▸ **DATA FOR THIS TASK**
%%

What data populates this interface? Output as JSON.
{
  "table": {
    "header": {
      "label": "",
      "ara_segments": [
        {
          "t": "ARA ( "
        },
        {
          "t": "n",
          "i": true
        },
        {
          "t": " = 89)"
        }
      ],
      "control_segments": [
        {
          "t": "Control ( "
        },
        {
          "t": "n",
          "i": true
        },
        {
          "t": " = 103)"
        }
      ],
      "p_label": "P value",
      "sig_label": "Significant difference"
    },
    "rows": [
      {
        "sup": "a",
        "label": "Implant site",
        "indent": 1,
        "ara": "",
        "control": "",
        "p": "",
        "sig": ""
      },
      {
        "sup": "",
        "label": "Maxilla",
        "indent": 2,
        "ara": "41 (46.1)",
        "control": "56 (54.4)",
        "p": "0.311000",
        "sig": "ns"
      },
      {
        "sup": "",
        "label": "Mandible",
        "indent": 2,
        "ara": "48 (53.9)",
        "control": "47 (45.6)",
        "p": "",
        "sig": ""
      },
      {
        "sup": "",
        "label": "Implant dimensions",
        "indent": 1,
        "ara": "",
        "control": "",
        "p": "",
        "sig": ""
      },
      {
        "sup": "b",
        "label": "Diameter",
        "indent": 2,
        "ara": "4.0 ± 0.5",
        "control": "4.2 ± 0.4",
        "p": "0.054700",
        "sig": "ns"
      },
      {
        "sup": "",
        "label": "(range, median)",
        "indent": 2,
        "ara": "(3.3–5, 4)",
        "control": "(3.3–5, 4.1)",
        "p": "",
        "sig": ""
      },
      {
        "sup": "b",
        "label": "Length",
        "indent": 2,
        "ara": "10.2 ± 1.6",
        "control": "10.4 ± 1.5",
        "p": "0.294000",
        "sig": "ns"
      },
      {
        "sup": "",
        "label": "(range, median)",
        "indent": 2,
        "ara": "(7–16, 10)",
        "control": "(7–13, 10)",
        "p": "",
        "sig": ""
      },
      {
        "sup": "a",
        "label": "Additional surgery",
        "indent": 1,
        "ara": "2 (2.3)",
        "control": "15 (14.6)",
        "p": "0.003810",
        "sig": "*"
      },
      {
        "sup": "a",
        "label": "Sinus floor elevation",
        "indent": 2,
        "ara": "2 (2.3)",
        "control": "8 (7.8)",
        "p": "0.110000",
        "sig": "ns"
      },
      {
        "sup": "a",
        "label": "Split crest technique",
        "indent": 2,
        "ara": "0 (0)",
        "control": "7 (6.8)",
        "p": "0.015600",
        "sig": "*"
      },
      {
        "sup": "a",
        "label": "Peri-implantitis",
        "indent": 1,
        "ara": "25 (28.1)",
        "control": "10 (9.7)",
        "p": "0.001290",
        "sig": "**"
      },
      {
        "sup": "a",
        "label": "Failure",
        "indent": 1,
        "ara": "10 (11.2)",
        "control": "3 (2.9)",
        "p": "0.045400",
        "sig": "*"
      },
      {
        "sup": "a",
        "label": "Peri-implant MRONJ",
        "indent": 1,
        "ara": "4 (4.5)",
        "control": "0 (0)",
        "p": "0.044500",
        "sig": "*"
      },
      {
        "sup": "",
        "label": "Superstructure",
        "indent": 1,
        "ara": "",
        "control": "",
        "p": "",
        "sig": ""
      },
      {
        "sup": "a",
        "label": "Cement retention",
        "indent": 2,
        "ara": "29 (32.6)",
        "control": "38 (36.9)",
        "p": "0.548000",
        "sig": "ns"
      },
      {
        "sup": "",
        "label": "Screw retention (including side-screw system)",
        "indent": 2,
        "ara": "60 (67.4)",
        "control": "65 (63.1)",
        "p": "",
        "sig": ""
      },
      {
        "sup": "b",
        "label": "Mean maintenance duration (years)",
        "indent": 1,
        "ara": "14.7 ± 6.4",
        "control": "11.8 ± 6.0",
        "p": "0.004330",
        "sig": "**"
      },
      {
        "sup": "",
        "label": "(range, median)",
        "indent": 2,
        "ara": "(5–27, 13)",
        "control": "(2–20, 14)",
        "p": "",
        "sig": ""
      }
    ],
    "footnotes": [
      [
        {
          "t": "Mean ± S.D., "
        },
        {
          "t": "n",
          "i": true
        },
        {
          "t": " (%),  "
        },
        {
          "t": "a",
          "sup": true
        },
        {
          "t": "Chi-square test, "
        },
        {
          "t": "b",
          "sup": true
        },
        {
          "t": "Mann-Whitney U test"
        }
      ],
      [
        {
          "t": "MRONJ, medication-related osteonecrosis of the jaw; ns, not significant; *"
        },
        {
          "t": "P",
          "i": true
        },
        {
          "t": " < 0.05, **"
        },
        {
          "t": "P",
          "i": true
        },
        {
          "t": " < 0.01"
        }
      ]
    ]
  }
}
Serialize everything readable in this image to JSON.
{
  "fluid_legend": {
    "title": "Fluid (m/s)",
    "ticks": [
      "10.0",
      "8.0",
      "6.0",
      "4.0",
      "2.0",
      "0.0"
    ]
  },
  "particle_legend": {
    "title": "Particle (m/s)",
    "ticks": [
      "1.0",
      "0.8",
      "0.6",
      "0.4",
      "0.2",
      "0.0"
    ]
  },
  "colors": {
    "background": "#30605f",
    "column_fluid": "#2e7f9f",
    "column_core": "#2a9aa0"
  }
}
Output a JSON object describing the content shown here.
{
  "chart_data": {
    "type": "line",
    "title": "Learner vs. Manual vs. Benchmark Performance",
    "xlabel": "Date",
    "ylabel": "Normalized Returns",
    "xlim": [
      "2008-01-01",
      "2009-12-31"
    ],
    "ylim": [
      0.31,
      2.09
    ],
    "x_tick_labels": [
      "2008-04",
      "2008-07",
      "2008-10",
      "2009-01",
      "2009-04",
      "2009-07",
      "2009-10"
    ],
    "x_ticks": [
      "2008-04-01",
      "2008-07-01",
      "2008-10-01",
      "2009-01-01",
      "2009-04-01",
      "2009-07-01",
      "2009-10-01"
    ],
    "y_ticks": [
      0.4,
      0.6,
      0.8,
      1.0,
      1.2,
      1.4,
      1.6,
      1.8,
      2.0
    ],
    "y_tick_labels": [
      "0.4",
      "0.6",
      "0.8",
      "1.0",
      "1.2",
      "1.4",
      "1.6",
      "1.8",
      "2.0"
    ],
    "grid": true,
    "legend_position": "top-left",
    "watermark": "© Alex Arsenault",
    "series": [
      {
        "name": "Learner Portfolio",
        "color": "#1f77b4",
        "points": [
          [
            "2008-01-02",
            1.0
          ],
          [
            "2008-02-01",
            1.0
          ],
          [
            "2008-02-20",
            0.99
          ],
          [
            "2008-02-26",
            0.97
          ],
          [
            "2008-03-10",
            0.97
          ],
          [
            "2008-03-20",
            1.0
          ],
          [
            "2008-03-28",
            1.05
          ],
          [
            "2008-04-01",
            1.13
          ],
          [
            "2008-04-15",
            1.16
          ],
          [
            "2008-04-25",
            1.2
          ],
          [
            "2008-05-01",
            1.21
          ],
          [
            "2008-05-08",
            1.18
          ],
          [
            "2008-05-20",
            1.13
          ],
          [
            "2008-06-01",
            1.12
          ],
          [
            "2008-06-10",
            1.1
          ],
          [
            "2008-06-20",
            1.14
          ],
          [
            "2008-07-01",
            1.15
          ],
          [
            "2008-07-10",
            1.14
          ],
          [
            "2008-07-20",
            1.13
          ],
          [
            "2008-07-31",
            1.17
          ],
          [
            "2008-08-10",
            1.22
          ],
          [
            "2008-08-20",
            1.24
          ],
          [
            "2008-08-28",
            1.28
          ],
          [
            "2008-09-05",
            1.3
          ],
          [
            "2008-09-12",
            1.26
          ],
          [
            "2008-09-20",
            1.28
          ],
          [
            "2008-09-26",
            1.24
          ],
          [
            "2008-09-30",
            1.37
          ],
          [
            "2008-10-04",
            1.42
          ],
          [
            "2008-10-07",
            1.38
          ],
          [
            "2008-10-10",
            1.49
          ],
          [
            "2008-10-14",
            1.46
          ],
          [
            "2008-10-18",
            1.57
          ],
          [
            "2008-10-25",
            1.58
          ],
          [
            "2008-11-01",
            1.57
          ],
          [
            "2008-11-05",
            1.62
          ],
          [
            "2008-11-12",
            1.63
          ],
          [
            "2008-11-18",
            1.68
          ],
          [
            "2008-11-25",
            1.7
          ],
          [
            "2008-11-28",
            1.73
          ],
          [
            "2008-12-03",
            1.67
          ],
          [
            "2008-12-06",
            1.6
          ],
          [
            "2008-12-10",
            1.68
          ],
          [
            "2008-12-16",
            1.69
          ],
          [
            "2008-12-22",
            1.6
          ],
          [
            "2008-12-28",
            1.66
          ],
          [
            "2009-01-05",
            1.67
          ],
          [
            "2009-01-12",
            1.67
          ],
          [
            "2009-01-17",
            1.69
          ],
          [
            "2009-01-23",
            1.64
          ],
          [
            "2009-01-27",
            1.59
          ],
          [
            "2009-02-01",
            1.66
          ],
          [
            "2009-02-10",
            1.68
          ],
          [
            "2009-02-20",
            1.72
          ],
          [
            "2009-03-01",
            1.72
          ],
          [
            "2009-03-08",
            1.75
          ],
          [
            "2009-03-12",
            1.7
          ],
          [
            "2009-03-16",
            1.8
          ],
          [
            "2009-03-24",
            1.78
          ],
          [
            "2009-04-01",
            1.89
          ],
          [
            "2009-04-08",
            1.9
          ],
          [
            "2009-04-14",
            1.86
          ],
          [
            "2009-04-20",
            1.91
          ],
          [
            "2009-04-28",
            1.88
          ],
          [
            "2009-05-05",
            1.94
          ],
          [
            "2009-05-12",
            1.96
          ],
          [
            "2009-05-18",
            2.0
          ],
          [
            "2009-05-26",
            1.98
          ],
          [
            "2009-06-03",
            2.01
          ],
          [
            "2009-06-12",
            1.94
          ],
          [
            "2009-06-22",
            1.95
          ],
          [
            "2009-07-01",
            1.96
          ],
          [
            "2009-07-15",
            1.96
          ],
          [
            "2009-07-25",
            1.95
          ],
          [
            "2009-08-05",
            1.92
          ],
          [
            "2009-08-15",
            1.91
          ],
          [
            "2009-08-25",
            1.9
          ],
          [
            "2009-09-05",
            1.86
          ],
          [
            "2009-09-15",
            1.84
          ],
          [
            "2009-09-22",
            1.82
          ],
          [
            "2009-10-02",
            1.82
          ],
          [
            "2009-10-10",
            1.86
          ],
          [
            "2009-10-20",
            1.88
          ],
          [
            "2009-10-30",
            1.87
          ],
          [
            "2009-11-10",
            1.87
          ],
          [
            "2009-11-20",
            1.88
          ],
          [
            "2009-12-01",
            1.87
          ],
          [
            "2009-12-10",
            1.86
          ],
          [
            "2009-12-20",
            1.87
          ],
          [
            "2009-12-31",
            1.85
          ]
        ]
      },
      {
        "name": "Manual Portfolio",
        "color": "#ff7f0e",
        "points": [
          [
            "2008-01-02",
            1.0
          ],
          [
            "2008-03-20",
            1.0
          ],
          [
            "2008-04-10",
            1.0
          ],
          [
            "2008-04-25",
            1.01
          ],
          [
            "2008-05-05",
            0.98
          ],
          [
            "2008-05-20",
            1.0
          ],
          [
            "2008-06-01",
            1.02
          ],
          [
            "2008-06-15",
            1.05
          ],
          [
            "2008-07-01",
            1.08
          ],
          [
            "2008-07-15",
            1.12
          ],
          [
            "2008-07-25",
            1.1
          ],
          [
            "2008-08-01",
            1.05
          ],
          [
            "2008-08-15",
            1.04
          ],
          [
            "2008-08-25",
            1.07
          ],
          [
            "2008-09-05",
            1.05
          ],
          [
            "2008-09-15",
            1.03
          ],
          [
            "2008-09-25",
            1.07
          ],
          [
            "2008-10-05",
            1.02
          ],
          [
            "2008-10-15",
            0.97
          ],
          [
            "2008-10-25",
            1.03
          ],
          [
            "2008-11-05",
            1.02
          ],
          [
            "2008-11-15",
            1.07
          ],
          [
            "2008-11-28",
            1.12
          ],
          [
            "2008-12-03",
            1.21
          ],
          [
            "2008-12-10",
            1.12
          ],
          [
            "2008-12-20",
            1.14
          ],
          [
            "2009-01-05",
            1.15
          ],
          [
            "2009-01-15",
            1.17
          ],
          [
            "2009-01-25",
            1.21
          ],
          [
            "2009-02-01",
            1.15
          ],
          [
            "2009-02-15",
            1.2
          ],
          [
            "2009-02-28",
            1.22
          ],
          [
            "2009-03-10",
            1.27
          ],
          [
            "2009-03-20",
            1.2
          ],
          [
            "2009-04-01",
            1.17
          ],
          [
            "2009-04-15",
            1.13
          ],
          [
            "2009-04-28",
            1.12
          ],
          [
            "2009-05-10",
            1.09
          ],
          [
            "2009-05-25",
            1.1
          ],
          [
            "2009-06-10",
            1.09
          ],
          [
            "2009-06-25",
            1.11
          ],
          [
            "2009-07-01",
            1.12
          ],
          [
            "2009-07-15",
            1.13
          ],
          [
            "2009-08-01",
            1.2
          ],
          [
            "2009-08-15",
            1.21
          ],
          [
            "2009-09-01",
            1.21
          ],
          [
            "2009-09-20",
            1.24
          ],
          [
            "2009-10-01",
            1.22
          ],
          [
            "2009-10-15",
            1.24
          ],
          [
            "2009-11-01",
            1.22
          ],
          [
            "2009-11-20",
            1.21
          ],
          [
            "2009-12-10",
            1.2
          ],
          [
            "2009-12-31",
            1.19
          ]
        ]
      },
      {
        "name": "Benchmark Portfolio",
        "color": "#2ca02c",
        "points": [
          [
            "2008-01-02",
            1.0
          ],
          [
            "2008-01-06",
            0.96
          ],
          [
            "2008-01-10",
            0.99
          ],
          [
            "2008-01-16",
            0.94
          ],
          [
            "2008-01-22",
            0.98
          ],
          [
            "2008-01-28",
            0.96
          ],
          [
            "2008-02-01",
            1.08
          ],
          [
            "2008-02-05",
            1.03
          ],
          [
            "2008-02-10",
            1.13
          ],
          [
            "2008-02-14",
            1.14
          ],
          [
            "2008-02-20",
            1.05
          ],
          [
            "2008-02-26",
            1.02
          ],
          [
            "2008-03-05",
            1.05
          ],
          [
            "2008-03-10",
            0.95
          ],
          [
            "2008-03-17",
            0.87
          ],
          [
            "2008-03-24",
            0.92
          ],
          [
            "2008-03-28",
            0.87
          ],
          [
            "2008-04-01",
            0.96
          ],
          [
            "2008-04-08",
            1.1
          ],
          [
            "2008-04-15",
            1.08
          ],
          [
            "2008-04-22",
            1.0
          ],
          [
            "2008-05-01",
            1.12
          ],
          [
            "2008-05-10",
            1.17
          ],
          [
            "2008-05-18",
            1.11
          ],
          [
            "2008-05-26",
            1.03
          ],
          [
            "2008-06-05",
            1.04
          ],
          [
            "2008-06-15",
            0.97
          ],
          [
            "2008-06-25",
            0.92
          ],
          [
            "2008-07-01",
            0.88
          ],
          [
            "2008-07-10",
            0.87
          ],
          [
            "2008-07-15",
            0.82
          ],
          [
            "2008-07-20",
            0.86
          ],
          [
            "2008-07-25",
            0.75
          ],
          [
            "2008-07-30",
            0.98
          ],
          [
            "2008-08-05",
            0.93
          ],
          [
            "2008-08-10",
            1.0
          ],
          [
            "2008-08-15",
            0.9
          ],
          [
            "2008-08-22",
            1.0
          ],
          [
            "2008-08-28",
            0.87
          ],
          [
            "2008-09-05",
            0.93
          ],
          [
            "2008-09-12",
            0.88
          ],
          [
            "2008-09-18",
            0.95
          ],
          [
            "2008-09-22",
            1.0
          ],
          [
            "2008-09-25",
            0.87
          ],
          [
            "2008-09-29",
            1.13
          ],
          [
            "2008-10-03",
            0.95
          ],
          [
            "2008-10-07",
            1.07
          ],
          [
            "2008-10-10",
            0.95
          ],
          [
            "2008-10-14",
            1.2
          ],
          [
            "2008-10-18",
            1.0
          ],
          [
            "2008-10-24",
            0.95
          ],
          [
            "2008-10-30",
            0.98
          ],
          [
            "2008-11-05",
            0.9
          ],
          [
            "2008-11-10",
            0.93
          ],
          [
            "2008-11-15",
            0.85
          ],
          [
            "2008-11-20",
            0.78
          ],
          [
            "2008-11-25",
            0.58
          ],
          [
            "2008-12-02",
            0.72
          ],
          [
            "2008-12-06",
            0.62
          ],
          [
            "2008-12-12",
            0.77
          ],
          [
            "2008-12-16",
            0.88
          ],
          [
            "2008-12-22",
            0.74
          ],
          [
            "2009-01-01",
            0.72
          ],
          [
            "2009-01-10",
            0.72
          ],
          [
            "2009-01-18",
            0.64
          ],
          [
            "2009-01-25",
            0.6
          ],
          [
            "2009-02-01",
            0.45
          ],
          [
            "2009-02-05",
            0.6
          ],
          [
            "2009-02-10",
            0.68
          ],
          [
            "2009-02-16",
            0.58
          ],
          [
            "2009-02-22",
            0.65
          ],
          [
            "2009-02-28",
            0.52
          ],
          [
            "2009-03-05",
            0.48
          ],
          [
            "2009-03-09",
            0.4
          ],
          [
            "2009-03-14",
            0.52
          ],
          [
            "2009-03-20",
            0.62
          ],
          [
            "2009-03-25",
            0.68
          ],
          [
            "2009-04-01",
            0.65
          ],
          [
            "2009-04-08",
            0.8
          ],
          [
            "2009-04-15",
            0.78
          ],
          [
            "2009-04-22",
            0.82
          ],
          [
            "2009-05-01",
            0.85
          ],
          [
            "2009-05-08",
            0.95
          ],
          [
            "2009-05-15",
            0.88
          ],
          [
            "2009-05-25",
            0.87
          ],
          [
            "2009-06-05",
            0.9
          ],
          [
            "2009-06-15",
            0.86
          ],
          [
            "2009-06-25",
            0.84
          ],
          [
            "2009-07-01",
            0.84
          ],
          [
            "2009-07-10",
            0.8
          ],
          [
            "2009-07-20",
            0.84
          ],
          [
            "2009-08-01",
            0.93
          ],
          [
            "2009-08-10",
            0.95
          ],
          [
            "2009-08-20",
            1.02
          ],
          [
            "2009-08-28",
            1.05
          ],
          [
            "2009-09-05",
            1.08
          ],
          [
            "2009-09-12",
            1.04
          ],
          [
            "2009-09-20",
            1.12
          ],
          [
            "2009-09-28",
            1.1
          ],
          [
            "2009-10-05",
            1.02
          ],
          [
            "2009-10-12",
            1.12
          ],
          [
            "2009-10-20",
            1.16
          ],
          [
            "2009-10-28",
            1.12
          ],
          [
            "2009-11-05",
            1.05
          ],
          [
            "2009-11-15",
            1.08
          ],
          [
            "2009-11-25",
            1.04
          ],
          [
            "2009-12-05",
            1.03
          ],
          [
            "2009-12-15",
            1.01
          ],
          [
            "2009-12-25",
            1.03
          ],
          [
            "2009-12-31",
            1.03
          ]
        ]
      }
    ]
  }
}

%%

Check each line above for "Peri" and return the ones that have it.

▸ **SOLUTION TO THE EXERCISE**
        "label": "Peri-implantitis",
        "label": "Peri-implant MRONJ",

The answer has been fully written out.